> [WHAT IS EXPECTED]: Print the listing that follows, character for character.

(Lines of data)
※

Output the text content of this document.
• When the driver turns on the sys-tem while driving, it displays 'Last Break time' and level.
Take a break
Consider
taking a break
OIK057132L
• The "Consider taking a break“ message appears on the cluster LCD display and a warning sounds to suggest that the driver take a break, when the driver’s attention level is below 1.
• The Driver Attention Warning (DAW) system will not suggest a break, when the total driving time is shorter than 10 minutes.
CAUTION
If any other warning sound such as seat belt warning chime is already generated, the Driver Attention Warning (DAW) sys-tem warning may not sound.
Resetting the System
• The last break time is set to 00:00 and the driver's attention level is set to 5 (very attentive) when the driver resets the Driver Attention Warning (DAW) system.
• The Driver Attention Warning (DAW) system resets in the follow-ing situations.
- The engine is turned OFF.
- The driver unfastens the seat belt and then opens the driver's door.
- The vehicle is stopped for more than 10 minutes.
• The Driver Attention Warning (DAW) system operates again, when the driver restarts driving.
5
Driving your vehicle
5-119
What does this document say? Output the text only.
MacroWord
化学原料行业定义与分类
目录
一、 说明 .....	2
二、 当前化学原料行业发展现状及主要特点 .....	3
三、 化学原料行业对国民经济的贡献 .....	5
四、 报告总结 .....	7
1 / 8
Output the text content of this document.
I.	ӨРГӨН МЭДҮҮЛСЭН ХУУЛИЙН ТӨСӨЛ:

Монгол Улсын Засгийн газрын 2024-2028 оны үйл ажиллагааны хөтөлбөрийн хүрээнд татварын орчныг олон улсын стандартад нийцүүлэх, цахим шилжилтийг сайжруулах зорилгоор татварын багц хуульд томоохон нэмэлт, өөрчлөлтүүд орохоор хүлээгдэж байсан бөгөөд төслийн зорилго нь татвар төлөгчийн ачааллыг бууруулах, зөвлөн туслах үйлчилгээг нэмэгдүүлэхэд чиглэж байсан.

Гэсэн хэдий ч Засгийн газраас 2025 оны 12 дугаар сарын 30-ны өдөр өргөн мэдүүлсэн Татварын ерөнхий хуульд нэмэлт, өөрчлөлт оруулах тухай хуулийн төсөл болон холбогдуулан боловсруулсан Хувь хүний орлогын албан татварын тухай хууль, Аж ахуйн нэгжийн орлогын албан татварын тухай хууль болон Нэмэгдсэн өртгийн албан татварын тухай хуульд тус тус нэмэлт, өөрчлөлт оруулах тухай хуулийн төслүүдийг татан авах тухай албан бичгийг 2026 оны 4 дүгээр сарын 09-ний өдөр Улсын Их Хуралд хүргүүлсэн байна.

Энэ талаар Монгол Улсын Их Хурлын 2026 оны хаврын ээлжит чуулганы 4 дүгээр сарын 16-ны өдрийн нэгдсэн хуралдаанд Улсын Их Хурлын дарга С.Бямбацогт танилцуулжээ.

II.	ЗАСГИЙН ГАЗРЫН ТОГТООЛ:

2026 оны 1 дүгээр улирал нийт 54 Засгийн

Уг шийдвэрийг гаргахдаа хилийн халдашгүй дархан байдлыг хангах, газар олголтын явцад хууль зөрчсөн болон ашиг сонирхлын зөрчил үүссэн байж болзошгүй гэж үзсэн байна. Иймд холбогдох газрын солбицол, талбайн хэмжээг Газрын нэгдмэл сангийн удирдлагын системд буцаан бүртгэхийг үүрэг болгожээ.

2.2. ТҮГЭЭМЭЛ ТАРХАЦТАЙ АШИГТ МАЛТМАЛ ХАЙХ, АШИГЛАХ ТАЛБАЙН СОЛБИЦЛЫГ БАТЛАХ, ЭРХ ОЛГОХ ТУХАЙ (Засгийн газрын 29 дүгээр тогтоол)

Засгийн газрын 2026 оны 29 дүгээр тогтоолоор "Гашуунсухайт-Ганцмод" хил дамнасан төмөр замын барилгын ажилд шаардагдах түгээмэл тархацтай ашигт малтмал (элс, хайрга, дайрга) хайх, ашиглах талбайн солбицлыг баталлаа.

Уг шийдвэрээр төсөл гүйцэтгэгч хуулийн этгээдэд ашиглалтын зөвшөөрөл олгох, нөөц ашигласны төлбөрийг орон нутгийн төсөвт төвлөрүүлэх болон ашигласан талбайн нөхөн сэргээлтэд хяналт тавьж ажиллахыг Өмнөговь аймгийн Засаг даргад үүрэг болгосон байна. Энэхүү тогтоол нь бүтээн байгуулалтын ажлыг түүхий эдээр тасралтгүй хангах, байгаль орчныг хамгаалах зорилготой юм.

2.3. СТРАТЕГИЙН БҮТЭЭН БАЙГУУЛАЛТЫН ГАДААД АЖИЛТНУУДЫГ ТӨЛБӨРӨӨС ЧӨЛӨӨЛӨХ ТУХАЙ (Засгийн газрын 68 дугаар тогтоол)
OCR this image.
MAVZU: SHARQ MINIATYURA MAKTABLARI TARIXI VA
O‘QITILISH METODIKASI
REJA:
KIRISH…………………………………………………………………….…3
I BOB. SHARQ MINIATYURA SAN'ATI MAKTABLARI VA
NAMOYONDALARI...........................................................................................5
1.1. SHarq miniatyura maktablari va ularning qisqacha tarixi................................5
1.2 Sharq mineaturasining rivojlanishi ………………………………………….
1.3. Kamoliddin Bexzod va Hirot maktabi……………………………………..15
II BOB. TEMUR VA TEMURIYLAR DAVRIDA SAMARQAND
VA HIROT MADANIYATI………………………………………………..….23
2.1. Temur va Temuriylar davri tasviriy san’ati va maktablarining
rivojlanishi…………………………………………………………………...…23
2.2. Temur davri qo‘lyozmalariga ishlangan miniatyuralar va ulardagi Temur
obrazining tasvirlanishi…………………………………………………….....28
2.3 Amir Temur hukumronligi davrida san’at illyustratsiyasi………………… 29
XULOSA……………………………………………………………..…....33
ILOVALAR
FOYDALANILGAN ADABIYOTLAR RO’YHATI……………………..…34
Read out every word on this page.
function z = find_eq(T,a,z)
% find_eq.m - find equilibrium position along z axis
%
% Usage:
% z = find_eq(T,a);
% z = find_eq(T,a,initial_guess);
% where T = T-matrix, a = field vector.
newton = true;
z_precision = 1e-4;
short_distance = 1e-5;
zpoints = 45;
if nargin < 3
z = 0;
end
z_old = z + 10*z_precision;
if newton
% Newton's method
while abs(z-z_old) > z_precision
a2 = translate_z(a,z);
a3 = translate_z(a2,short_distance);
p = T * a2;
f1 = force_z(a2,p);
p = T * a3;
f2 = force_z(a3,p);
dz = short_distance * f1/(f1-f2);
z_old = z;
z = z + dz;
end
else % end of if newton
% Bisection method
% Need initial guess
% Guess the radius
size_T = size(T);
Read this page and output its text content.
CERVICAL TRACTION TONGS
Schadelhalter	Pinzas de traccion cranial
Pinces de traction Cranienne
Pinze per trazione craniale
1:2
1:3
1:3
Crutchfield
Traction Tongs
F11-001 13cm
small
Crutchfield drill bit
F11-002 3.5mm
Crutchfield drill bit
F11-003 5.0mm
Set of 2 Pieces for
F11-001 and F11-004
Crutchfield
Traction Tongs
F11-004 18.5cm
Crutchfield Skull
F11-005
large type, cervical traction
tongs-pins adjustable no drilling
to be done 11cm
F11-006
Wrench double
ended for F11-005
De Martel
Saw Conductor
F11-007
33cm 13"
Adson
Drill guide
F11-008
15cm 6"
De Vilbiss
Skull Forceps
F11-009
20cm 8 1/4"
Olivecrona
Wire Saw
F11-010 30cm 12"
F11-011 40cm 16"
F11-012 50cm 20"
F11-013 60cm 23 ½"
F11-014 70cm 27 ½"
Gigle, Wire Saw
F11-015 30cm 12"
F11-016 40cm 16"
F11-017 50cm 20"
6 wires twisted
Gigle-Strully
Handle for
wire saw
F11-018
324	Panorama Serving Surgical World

※

> [EXPECTED ANSWER]:
Output the text content of this document.
• When the driver turns on the sys-tem while driving, it displays 'Last Break time' and level.
Take a break
Consider
taking a break
OIK057132L
• The "Consider taking a break“ message appears on the cluster LCD display and a warning sounds to suggest that the driver take a break, when the driver’s attention level is below 1.
• The Driver Attention Warning (DAW) system will not suggest a break, when the total driving time is shorter than 10 minutes.
CAUTION
If any other warning sound such as seat belt warning chime is already generated, the Driver Attention Warning (DAW) sys-tem warning may not sound.
Resetting the System
• The last break time is set to 00:00 and the driver's attention level is set to 5 (very attentive) when the driver resets the Driver Attention Warning (DAW) system.
• The Driver Attention Warning (DAW) system resets in the follow-ing situations.
- The engine is turned OFF.
- The driver unfastens the seat belt and then opens the driver's door.
- The vehicle is stopped for more than 10 minutes.
• The Driver Attention Warning (DAW) system operates again, when the driver restarts driving.
5
Driving your vehicle
5-119
What does this document say? Output the text only.
MacroWord
化学原料行业定义与分类
目录
一、 说明 .....	2
二、 当前化学原料行业发展现状及主要特点 .....	3
三、 化学原料行业对国民经济的贡献 .....	5
四、 报告总结 .....	7
1 / 8
Output the text content of this document.
I.	ӨРГӨН МЭДҮҮЛСЭН ХУУЛИЙН ТӨСӨЛ:

Монгол Улсын Засгийн газрын 2024-2028 оны үйл ажиллагааны хөтөлбөрийн хүрээнд татварын орчныг олон улсын стандартад нийцүүлэх, цахим шилжилтийг сайжруулах зорилгоор татварын багц хуульд томоохон нэмэлт, өөрчлөлтүүд орохоор хүлээгдэж байсан бөгөөд төслийн зорилго нь татвар төлөгчийн ачааллыг бууруулах, зөвлөн туслах үйлчилгээг нэмэгдүүлэхэд чиглэж байсан.

Гэсэн хэдий ч Засгийн газраас 2025 оны 12 дугаар сарын 30-ны өдөр өргөн мэдүүлсэн Татварын ерөнхий хуульд нэмэлт, өөрчлөлт оруулах тухай хуулийн төсөл болон холбогдуулан боловсруулсан Хувь хүний орлогын албан татварын тухай хууль, Аж ахуйн нэгжийн орлогын албан татварын тухай хууль болон Нэмэгдсэн өртгийн албан татварын тухай хуульд тус тус нэмэлт, өөрчлөлт оруулах тухай хуулийн төслүүдийг татан авах тухай албан бичгийг 2026 оны 4 дүгээр сарын 09-ний өдөр Улсын Их Хуралд хүргүүлсэн байна.

Энэ талаар Монгол Улсын Их Хурлын 2026 оны хаврын ээлжит чуулганы 4 дүгээр сарын 16-ны өдрийн нэгдсэн хуралдаанд Улсын Их Хурлын дарга С.Бямбацогт танилцуулжээ.

II.	ЗАСГИЙН ГАЗРЫН ТОГТООЛ:

2026 оны 1 дүгээр улирал нийт 54 Засгийн

Уг шийдвэрийг гаргахдаа хилийн халдашгүй дархан байдлыг хангах, газар олголтын явцад хууль зөрчсөн болон ашиг сонирхлын зөрчил үүссэн байж болзошгүй гэж үзсэн байна. Иймд холбогдох газрын солбицол, талбайн хэмжээг Газрын нэгдмэл сангийн удирдлагын системд буцаан бүртгэхийг үүрэг болгожээ.

2.2. ТҮГЭЭМЭЛ ТАРХАЦТАЙ АШИГТ МАЛТМАЛ ХАЙХ, АШИГЛАХ ТАЛБАЙН СОЛБИЦЛЫГ БАТЛАХ, ЭРХ ОЛГОХ ТУХАЙ (Засгийн газрын 29 дүгээр тогтоол)

Засгийн газрын 2026 оны 29 дүгээр тогтоолоор "Гашуунсухайт-Ганцмод" хил дамнасан төмөр замын барилгын ажилд шаардагдах түгээмэл тархацтай ашигт малтмал (элс, хайрга, дайрга) хайх, ашиглах талбайн солбицлыг баталлаа.

Уг шийдвэрээр төсөл гүйцэтгэгч хуулийн этгээдэд ашиглалтын зөвшөөрөл олгох, нөөц ашигласны төлбөрийг орон нутгийн төсөвт төвлөрүүлэх болон ашигласан талбайн нөхөн сэргээлтэд хяналт тавьж ажиллахыг Өмнөговь аймгийн Засаг даргад үүрэг болгосон байна. Энэхүү тогтоол нь бүтээн байгуулалтын ажлыг түүхий эдээр тасралтгүй хангах, байгаль орчныг хамгаалах зорилготой юм.

2.3. СТРАТЕГИЙН БҮТЭЭН БАЙГУУЛАЛТЫН ГАДААД АЖИЛТНУУДЫГ ТӨЛБӨРӨӨС ЧӨЛӨӨЛӨХ ТУХАЙ (Засгийн газрын 68 дугаар тогтоол)
OCR this image.
MAVZU: SHARQ MINIATYURA MAKTABLARI TARIXI VA
O‘QITILISH METODIKASI
REJA:
KIRISH…………………………………………………………………….…3
I BOB. SHARQ MINIATYURA SAN'ATI MAKTABLARI VA
NAMOYONDALARI...........................................................................................5
1.1. SHarq miniatyura maktablari va ularning qisqacha tarixi................................5
1.2 Sharq mineaturasining rivojlanishi ………………………………………….
1.3. Kamoliddin Bexzod va Hirot maktabi……………………………………..15
II BOB. TEMUR VA TEMURIYLAR DAVRIDA SAMARQAND
VA HIROT MADANIYATI………………………………………………..….23
2.1. Temur va Temuriylar davri tasviriy san’ati va maktablarining
rivojlanishi…………………………………………………………………...…23
2.2. Temur davri qo‘lyozmalariga ishlangan miniatyuralar va ulardagi Temur
obrazining tasvirlanishi…………………………………………………….....28
2.3 Amir Temur hukumronligi davrida san’at illyustratsiyasi………………… 29
XULOSA……………………………………………………………..…....33
ILOVALAR
FOYDALANILGAN ADABIYOTLAR RO’YHATI……………………..…34
Read out every word on this page.
function z = find_eq(T,a,z)
% find_eq.m - find equilibrium position along z axis
%
% Usage:
% z = find_eq(T,a);
% z = find_eq(T,a,initial_guess);
% where T = T-matrix, a = field vector.
newton = true;
z_precision = 1e-4;
short_distance = 1e-5;
zpoints = 45;
if nargin < 3
z = 0;
end
z_old = z + 10*z_precision;
if newton
% Newton's method
while abs(z-z_old) > z_precision
a2 = translate_z(a,z);
a3 = translate_z(a2,short_distance);
p = T * a2;
f1 = force_z(a2,p);
p = T * a3;
f2 = force_z(a3,p);
dz = short_distance * f1/(f1-f2);
z_old = z;
z = z + dz;
end
else % end of if newton
% Bisection method
% Need initial guess
% Guess the radius
size_T = size(T);
Read this page and output its text content.
CERVICAL TRACTION TONGS
Schadelhalter	Pinzas de traccion cranial
Pinces de traction Cranienne
Pinze per trazione craniale
1:2
1:3
1:3
Crutchfield
Traction Tongs
F11-001 13cm
small
Crutchfield drill bit
F11-002 3.5mm
Crutchfield drill bit
F11-003 5.0mm
Set of 2 Pieces for
F11-001 and F11-004
Crutchfield
Traction Tongs
F11-004 18.5cm
Crutchfield Skull
F11-005
large type, cervical traction
tongs-pins adjustable no drilling
to be done 11cm
F11-006
Wrench double
ended for F11-005
De Martel
Saw Conductor
F11-007
33cm 13"
Adson
Drill guide
F11-008
15cm 6"
De Vilbiss
Skull Forceps
F11-009
20cm 8 1/4"
Olivecrona
Wire Saw
F11-010 30cm 12"
F11-011 40cm 16"
F11-012 50cm 20"
F11-013 60cm 23 ½"
F11-014 70cm 27 ½"
Gigle, Wire Saw
F11-015 30cm 12"
F11-016 40cm 16"
F11-017 50cm 20"
6 wires twisted
Gigle-Strully
Handle for
wire saw
F11-018
324	Panorama Serving Surgical World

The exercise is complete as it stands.